* **AVAILABLE DATA**:
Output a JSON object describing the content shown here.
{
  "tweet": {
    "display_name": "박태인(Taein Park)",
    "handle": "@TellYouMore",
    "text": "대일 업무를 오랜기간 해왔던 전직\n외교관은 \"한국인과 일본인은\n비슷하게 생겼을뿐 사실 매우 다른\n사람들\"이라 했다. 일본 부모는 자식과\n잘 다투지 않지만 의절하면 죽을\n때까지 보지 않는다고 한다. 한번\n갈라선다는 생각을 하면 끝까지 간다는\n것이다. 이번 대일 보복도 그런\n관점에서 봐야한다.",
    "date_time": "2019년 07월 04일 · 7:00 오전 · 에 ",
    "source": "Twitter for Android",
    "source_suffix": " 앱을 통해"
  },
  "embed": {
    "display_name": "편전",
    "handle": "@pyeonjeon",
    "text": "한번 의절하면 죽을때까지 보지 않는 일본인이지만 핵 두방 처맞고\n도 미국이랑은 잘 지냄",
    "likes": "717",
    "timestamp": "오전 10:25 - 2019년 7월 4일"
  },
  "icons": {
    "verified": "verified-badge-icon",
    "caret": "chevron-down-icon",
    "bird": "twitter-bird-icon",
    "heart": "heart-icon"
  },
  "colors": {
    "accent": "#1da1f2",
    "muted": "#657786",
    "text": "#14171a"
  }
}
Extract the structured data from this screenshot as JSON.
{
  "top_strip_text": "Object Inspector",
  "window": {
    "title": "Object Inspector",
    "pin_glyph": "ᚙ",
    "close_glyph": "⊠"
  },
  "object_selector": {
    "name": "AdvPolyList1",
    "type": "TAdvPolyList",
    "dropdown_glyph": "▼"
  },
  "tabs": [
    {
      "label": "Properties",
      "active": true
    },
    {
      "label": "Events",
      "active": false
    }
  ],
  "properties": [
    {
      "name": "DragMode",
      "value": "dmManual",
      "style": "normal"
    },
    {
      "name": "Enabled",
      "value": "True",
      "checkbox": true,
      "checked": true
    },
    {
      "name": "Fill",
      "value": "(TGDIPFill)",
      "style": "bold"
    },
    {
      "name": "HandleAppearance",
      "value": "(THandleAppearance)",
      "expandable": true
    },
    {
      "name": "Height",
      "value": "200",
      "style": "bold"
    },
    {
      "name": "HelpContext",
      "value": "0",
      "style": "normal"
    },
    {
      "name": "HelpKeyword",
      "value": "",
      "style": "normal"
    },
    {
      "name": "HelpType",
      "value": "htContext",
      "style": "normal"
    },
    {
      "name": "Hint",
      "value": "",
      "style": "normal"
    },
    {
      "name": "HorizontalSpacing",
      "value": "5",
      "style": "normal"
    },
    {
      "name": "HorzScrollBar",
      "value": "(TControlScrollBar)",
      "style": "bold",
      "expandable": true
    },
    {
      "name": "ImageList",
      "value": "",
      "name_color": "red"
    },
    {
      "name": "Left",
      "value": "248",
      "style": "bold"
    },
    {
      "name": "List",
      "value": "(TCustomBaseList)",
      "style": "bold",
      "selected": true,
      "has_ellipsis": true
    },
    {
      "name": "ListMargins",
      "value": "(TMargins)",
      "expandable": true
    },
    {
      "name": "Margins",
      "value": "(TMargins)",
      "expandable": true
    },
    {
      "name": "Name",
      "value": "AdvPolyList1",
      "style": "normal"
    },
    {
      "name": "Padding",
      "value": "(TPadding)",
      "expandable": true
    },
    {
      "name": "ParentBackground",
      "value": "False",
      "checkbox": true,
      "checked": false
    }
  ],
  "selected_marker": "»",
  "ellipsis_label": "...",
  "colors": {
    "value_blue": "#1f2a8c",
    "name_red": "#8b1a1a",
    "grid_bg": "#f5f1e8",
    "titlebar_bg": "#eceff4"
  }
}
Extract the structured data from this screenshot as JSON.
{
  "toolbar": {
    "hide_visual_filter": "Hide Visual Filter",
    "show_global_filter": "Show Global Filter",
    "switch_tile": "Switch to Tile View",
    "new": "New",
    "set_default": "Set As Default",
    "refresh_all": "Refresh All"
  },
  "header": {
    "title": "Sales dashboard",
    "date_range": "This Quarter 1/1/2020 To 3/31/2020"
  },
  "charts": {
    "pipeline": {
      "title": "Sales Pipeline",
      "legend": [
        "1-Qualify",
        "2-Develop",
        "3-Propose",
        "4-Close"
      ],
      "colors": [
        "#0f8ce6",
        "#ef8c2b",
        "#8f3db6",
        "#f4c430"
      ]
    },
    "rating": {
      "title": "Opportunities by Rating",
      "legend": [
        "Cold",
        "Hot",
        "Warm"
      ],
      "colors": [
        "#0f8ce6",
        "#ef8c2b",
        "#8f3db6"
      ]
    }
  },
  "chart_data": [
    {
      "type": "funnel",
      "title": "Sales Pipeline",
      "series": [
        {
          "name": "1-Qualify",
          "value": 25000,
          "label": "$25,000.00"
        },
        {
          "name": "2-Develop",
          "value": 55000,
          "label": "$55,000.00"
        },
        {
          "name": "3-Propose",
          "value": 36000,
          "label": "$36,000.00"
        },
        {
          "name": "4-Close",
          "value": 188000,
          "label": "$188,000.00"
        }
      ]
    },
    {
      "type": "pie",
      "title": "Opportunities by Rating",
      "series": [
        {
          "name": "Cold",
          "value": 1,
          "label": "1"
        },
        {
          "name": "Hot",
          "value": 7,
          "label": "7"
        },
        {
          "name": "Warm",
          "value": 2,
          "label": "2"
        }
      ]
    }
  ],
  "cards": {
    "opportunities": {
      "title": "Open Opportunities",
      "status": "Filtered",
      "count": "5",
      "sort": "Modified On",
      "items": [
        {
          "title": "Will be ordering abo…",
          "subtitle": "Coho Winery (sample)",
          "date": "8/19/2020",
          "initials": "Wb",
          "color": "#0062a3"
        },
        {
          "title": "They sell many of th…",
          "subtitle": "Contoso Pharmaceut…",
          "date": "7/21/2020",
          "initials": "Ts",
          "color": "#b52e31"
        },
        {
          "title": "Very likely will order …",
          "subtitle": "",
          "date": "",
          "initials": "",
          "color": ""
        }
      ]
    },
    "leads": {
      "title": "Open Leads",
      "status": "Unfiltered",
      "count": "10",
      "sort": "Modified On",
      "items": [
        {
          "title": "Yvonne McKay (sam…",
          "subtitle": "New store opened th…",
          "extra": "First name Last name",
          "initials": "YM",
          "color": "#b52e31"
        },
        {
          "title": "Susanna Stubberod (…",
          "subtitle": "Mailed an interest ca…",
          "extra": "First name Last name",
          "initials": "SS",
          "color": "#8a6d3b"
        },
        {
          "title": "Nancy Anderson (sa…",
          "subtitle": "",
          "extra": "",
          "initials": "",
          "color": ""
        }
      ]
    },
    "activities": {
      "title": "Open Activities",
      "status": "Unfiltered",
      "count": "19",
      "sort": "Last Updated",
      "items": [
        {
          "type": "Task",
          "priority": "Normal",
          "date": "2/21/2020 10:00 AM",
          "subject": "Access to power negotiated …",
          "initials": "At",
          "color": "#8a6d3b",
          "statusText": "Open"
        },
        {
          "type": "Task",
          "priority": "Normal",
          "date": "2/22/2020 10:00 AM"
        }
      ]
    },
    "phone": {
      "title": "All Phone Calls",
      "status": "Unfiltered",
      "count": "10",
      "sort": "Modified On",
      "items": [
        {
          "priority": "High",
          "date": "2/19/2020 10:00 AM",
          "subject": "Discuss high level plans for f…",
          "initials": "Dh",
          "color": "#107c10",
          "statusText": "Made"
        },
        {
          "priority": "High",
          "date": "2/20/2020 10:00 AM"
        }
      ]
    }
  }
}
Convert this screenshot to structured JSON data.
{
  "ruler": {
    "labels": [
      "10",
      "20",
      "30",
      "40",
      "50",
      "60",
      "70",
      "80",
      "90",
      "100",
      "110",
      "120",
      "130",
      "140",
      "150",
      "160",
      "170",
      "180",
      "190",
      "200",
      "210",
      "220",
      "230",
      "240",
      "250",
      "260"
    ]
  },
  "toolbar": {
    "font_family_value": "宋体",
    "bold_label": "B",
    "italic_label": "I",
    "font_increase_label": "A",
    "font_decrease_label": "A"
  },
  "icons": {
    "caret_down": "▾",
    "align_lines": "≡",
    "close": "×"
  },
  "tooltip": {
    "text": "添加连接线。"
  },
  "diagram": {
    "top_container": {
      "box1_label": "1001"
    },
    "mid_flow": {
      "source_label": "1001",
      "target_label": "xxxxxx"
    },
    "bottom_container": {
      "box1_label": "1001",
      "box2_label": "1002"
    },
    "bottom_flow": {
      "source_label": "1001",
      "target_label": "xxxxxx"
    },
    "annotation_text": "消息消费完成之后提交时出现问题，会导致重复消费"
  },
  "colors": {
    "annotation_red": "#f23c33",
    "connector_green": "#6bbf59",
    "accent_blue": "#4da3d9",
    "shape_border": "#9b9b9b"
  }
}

* **OBJECTIVE**: Only the number is needed: state how many lines in the listing contain "subtitle".

* **WORKED ANSWER**: 6